==== Working data ====

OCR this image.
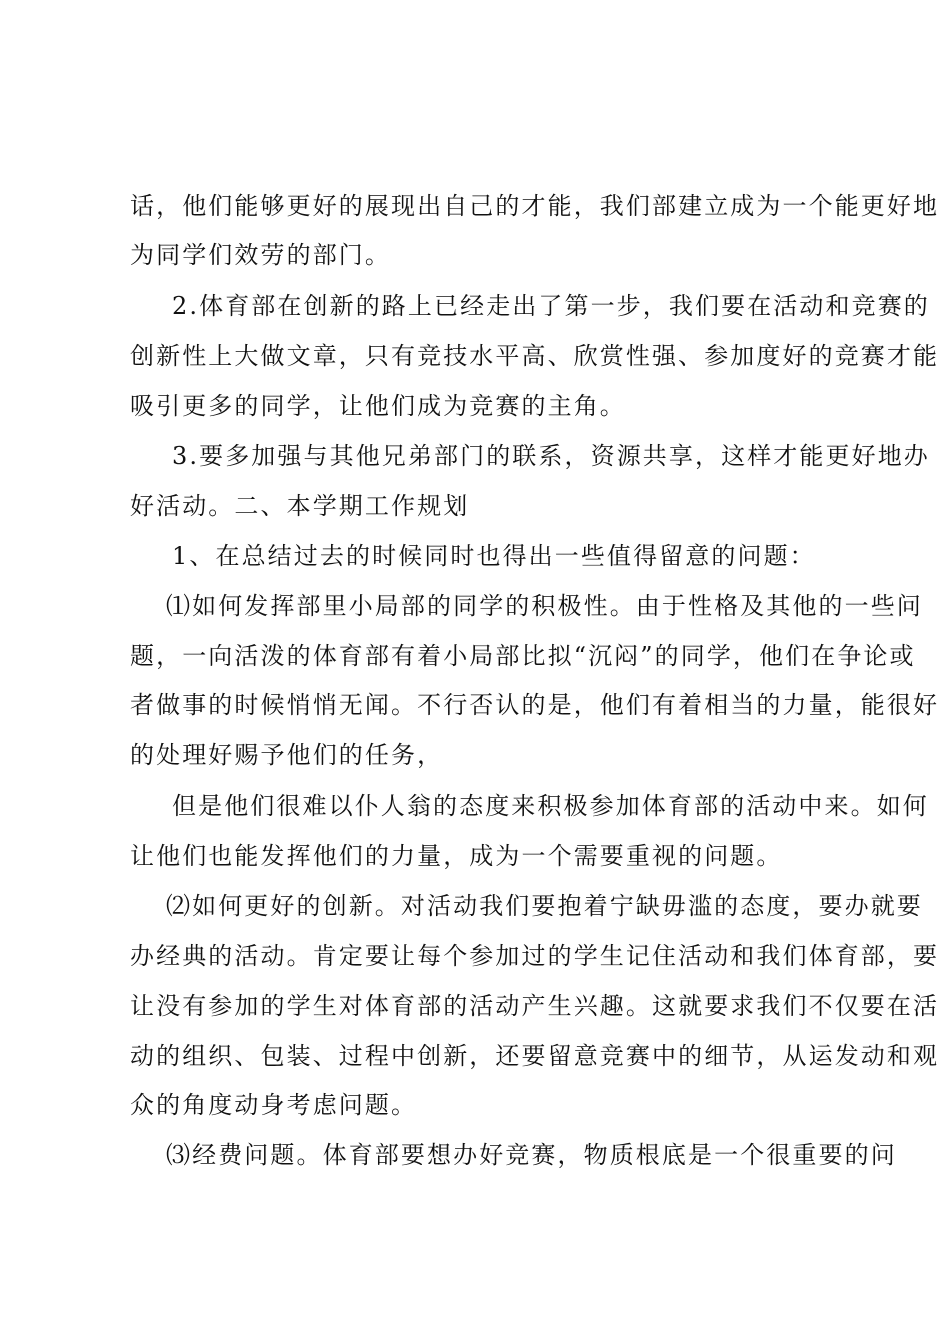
话，他们能够更好的展现出自己的才能，我们部建立成为一个能更好地
为同学们效劳的部门。
2.体育部在创新的路上已经走出了第一步，我们要在活动和竞赛的
创新性上大做文章，只有竞技水平高、欣赏性强、参加度好的竞赛才能
吸引更多的同学，让他们成为竞赛的主角。
3.要多加强与其他兄弟部门的联系，资源共享，这样才能更好地办
好活动。二、本学期工作规划
1、在总结过去的时候同时也得出一些值得留意的问题：
⑴如何发挥部里小局部的同学的积极性。由于性格及其他的一些问
题，一向活泼的体育部有着小局部比拟“沉闷”的同学，他们在争论或
者做事的时候悄悄无闻。不行否认的是，他们有着相当的力量，能很好
的处理好赐予他们的任务，
但是他们很难以仆人翁的态度来积极参加体育部的活动中来。如何
让他们也能发挥他们的力量，成为一个需要重视的问题。
⑵如何更好的创新。对活动我们要抱着宁缺毋滥的态度，要办就要
办经典的活动。肯定要让每个参加过的学生记住活动和我们体育部，要
让没有参加的学生对体育部的活动产生兴趣。这就要求我们不仅要在活
动的组织、包装、过程中创新，还要留意竞赛中的细节，从运发动和观
众的角度动身考虑问题。
⑶经费问题。体育部要想办好竞赛，物质根底是一个很重要的问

====

# Description of the task
Omit the pictures, and quote the material above exactly as given.

# Solved exercise
OCR this image.
话，他们能够更好的展现出自己的才能，我们部建立成为一个能更好地
为同学们效劳的部门。
2.体育部在创新的路上已经走出了第一步，我们要在活动和竞赛的
创新性上大做文章，只有竞技水平高、欣赏性强、参加度好的竞赛才能
吸引更多的同学，让他们成为竞赛的主角。
3.要多加强与其他兄弟部门的联系，资源共享，这样才能更好地办
好活动。二、本学期工作规划
1、在总结过去的时候同时也得出一些值得留意的问题：
⑴如何发挥部里小局部的同学的积极性。由于性格及其他的一些问
题，一向活泼的体育部有着小局部比拟“沉闷”的同学，他们在争论或
者做事的时候悄悄无闻。不行否认的是，他们有着相当的力量，能很好
的处理好赐予他们的任务，
但是他们很难以仆人翁的态度来积极参加体育部的活动中来。如何
让他们也能发挥他们的力量，成为一个需要重视的问题。
⑵如何更好的创新。对活动我们要抱着宁缺毋滥的态度，要办就要
办经典的活动。肯定要让每个参加过的学生记住活动和我们体育部，要
让没有参加的学生对体育部的活动产生兴趣。这就要求我们不仅要在活
动的组织、包装、过程中创新，还要留意竞赛中的细节，从运发动和观
众的角度动身考虑问题。
⑶经费问题。体育部要想办好竞赛，物质根底是一个很重要的问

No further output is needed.